▶ **Records**
——————————

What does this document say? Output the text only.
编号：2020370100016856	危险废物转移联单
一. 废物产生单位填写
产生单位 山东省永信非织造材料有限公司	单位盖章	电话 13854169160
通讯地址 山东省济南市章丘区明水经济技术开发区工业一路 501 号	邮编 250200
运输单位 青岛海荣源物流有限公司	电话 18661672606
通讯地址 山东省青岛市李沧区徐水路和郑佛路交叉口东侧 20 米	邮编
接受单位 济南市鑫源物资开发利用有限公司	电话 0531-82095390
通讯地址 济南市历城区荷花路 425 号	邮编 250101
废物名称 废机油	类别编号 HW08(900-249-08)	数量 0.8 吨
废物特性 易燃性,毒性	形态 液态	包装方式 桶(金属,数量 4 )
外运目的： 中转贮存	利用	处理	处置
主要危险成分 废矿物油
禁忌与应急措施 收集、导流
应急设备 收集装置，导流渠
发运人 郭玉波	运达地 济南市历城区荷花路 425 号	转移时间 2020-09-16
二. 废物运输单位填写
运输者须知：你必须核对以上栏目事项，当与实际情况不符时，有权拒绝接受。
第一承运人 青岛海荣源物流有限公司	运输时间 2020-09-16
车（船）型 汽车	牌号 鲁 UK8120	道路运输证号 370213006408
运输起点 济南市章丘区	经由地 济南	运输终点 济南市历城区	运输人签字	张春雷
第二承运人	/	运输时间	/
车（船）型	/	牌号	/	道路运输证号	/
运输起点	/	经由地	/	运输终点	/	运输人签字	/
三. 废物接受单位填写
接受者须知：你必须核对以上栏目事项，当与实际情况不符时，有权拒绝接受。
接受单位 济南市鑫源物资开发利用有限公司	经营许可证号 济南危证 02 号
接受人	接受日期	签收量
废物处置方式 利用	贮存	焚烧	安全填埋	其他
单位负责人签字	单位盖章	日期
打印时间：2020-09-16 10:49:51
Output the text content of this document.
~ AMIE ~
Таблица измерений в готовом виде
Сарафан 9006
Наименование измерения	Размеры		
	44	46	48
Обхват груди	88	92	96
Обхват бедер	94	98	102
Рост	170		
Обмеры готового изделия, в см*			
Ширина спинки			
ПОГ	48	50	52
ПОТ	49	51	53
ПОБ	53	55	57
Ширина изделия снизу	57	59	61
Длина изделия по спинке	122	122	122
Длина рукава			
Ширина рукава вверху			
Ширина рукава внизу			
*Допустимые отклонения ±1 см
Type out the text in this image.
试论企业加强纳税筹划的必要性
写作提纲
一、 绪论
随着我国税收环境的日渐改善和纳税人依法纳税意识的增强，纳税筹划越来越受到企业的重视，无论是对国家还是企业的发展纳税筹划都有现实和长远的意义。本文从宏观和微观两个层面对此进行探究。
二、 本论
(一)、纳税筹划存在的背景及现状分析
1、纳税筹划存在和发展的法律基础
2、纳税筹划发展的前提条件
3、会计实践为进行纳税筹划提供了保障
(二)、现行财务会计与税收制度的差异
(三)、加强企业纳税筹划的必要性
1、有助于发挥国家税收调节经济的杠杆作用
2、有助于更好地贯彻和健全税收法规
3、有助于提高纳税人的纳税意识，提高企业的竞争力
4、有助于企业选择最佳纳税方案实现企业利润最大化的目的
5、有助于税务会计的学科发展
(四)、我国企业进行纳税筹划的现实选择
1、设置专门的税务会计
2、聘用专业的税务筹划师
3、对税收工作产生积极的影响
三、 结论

——————————

▶ **Short task**
Write out exactly the final stretch of the records: the line containing "Output the text content of this document." and every line after it, through the last, and nothing else.

▶ **Exercise answer**
Output the text content of this document.
~ AMIE ~
Таблица измерений в готовом виде
Сарафан 9006
Наименование измерения	Размеры		
	44	46	48
Обхват груди	88	92	96
Обхват бедер	94	98	102
Рост	170		
Обмеры готового изделия, в см*			
Ширина спинки			
ПОГ	48	50	52
ПОТ	49	51	53
ПОБ	53	55	57
Ширина изделия снизу	57	59	61
Длина изделия по спинке	122	122	122
Длина рукава			
Ширина рукава вверху			
Ширина рукава внизу			
*Допустимые отклонения ±1 см
Type out the text in this image.
试论企业加强纳税筹划的必要性
写作提纲
一、 绪论
随着我国税收环境的日渐改善和纳税人依法纳税意识的增强，纳税筹划越来越受到企业的重视，无论是对国家还是企业的发展纳税筹划都有现实和长远的意义。本文从宏观和微观两个层面对此进行探究。
二、 本论
(一)、纳税筹划存在的背景及现状分析
1、纳税筹划存在和发展的法律基础
2、纳税筹划发展的前提条件
3、会计实践为进行纳税筹划提供了保障
(二)、现行财务会计与税收制度的差异
(三)、加强企业纳税筹划的必要性
1、有助于发挥国家税收调节经济的杠杆作用
2、有助于更好地贯彻和健全税收法规
3、有助于提高纳税人的纳税意识，提高企业的竞争力
4、有助于企业选择最佳纳税方案实现企业利润最大化的目的
5、有助于税务会计的学科发展
(四)、我国企业进行纳税筹划的现实选择
1、设置专门的税务会计
2、聘用专业的税务筹划师
3、对税收工作产生积极的影响
三、 结论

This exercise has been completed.